▸ **RECORD SET**
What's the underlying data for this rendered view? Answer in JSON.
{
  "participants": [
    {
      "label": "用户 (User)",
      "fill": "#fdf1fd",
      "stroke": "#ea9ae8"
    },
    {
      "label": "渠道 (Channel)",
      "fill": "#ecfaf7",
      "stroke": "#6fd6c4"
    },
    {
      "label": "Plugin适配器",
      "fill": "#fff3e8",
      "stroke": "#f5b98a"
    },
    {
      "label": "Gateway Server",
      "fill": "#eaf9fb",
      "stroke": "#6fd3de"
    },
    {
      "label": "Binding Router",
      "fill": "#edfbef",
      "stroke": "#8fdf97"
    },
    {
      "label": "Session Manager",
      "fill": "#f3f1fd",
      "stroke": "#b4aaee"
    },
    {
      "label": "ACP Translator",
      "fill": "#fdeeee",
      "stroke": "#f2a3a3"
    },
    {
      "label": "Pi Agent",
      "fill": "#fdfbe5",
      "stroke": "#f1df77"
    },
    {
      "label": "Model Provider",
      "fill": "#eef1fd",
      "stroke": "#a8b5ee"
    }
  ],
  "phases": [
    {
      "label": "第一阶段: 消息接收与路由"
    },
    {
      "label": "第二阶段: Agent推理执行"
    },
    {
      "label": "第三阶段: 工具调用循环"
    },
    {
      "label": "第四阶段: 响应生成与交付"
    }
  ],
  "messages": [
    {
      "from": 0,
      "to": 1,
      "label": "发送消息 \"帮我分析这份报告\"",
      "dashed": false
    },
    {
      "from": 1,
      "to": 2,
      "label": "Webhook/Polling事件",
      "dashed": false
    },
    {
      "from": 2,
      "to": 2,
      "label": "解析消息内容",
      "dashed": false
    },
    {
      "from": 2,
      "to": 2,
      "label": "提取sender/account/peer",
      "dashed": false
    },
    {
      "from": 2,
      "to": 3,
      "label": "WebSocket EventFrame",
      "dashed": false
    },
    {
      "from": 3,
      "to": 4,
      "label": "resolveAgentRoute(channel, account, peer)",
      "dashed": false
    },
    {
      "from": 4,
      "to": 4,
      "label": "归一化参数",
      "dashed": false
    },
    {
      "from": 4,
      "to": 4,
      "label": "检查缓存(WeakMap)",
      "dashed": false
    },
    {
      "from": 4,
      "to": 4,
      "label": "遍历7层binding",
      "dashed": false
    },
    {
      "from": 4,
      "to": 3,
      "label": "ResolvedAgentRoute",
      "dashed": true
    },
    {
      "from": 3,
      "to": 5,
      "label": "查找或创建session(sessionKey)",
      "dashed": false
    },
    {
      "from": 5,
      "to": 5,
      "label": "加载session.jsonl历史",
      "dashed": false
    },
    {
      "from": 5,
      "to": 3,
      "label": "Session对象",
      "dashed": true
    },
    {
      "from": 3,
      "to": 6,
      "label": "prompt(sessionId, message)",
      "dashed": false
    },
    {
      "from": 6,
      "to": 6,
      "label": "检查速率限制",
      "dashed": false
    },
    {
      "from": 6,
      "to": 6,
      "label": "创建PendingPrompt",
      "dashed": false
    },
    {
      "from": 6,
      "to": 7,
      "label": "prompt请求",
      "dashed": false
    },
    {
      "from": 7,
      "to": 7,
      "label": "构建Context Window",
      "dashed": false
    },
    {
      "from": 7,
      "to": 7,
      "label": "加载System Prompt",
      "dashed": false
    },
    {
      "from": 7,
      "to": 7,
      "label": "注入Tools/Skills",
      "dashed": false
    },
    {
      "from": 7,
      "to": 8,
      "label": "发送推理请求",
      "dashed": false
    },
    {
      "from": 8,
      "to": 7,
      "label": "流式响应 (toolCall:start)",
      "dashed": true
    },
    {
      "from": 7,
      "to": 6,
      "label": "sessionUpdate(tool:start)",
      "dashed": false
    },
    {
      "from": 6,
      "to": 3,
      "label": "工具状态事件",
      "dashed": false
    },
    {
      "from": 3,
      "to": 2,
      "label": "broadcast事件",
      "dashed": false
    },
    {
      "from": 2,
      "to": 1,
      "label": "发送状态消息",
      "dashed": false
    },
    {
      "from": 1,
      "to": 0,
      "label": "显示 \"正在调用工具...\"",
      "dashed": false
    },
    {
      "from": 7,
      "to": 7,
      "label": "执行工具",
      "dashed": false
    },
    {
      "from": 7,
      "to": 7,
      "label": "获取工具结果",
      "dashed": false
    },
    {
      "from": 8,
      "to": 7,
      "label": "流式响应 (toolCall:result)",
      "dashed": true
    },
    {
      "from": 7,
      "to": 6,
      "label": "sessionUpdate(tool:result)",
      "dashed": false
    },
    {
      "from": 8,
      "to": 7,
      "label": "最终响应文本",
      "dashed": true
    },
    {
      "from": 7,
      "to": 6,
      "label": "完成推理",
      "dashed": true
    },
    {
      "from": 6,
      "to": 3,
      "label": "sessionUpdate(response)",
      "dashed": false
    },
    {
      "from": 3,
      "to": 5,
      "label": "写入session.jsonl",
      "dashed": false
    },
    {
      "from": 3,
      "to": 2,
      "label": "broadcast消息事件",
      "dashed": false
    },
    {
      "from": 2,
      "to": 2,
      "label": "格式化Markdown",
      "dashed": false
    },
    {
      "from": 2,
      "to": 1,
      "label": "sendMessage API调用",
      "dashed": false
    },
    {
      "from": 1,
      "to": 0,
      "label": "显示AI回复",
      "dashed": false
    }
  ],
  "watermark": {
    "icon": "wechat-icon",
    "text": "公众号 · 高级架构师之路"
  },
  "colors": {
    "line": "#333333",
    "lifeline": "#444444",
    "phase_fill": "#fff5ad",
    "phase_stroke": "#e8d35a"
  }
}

▸ **JOB**
Copy each record from above without leaving any out.

▸ **EXERCISE RESPONSE**
What's the underlying data for this rendered view? Answer in JSON.
{
  "participants": [
    {
      "label": "用户 (User)",
      "fill": "#fdf1fd",
      "stroke": "#ea9ae8"
    },
    {
      "label": "渠道 (Channel)",
      "fill": "#ecfaf7",
      "stroke": "#6fd6c4"
    },
    {
      "label": "Plugin适配器",
      "fill": "#fff3e8",
      "stroke": "#f5b98a"
    },
    {
      "label": "Gateway Server",
      "fill": "#eaf9fb",
      "stroke": "#6fd3de"
    },
    {
      "label": "Binding Router",
      "fill": "#edfbef",
      "stroke": "#8fdf97"
    },
    {
      "label": "Session Manager",
      "fill": "#f3f1fd",
      "stroke": "#b4aaee"
    },
    {
      "label": "ACP Translator",
      "fill": "#fdeeee",
      "stroke": "#f2a3a3"
    },
    {
      "label": "Pi Agent",
      "fill": "#fdfbe5",
      "stroke": "#f1df77"
    },
    {
      "label": "Model Provider",
      "fill": "#eef1fd",
      "stroke": "#a8b5ee"
    }
  ],
  "phases": [
    {
      "label": "第一阶段: 消息接收与路由"
    },
    {
      "label": "第二阶段: Agent推理执行"
    },
    {
      "label": "第三阶段: 工具调用循环"
    },
    {
      "label": "第四阶段: 响应生成与交付"
    }
  ],
  "messages": [
    {
      "from": 0,
      "to": 1,
      "label": "发送消息 \"帮我分析这份报告\"",
      "dashed": false
    },
    {
      "from": 1,
      "to": 2,
      "label": "Webhook/Polling事件",
      "dashed": false
    },
    {
      "from": 2,
      "to": 2,
      "label": "解析消息内容",
      "dashed": false
    },
    {
      "from": 2,
      "to": 2,
      "label": "提取sender/account/peer",
      "dashed": false
    },
    {
      "from": 2,
      "to": 3,
      "label": "WebSocket EventFrame",
      "dashed": false
    },
    {
      "from": 3,
      "to": 4,
      "label": "resolveAgentRoute(channel, account, peer)",
      "dashed": false
    },
    {
      "from": 4,
      "to": 4,
      "label": "归一化参数",
      "dashed": false
    },
    {
      "from": 4,
      "to": 4,
      "label": "检查缓存(WeakMap)",
      "dashed": false
    },
    {
      "from": 4,
      "to": 4,
      "label": "遍历7层binding",
      "dashed": false
    },
    {
      "from": 4,
      "to": 3,
      "label": "ResolvedAgentRoute",
      "dashed": true
    },
    {
      "from": 3,
      "to": 5,
      "label": "查找或创建session(sessionKey)",
      "dashed": false
    },
    {
      "from": 5,
      "to": 5,
      "label": "加载session.jsonl历史",
      "dashed": false
    },
    {
      "from": 5,
      "to": 3,
      "label": "Session对象",
      "dashed": true
    },
    {
      "from": 3,
      "to": 6,
      "label": "prompt(sessionId, message)",
      "dashed": false
    },
    {
      "from": 6,
      "to": 6,
      "label": "检查速率限制",
      "dashed": false
    },
    {
      "from": 6,
      "to": 6,
      "label": "创建PendingPrompt",
      "dashed": false
    },
    {
      "from": 6,
      "to": 7,
      "label": "prompt请求",
      "dashed": false
    },
    {
      "from": 7,
      "to": 7,
      "label": "构建Context Window",
      "dashed": false
    },
    {
      "from": 7,
      "to": 7,
      "label": "加载System Prompt",
      "dashed": false
    },
    {
      "from": 7,
      "to": 7,
      "label": "注入Tools/Skills",
      "dashed": false
    },
    {
      "from": 7,
      "to": 8,
      "label": "发送推理请求",
      "dashed": false
    },
    {
      "from": 8,
      "to": 7,
      "label": "流式响应 (toolCall:start)",
      "dashed": true
    },
    {
      "from": 7,
      "to": 6,
      "label": "sessionUpdate(tool:start)",
      "dashed": false
    },
    {
      "from": 6,
      "to": 3,
      "label": "工具状态事件",
      "dashed": false
    },
    {
      "from": 3,
      "to": 2,
      "label": "broadcast事件",
      "dashed": false
    },
    {
      "from": 2,
      "to": 1,
      "label": "发送状态消息",
      "dashed": false
    },
    {
      "from": 1,
      "to": 0,
      "label": "显示 \"正在调用工具...\"",
      "dashed": false
    },
    {
      "from": 7,
      "to": 7,
      "label": "执行工具",
      "dashed": false
    },
    {
      "from": 7,
      "to": 7,
      "label": "获取工具结果",
      "dashed": false
    },
    {
      "from": 8,
      "to": 7,
      "label": "流式响应 (toolCall:result)",
      "dashed": true
    },
    {
      "from": 7,
      "to": 6,
      "label": "sessionUpdate(tool:result)",
      "dashed": false
    },
    {
      "from": 8,
      "to": 7,
      "label": "最终响应文本",
      "dashed": true
    },
    {
      "from": 7,
      "to": 6,
      "label": "完成推理",
      "dashed": true
    },
    {
      "from": 6,
      "to": 3,
      "label": "sessionUpdate(response)",
      "dashed": false
    },
    {
      "from": 3,
      "to": 5,
      "label": "写入session.jsonl",
      "dashed": false
    },
    {
      "from": 3,
      "to": 2,
      "label": "broadcast消息事件",
      "dashed": false
    },
    {
      "from": 2,
      "to": 2,
      "label": "格式化Markdown",
      "dashed": false
    },
    {
      "from": 2,
      "to": 1,
      "label": "sendMessage API调用",
      "dashed": false
    },
    {
      "from": 1,
      "to": 0,
      "label": "显示AI回复",
      "dashed": false
    }
  ],
  "watermark": {
    "icon": "wechat-icon",
    "text": "公众号 · 高级架构师之路"
  },
  "colors": {
    "line": "#333333",
    "lifeline": "#444444",
    "phase_fill": "#fff5ad",
    "phase_stroke": "#e8d35a"
  }
}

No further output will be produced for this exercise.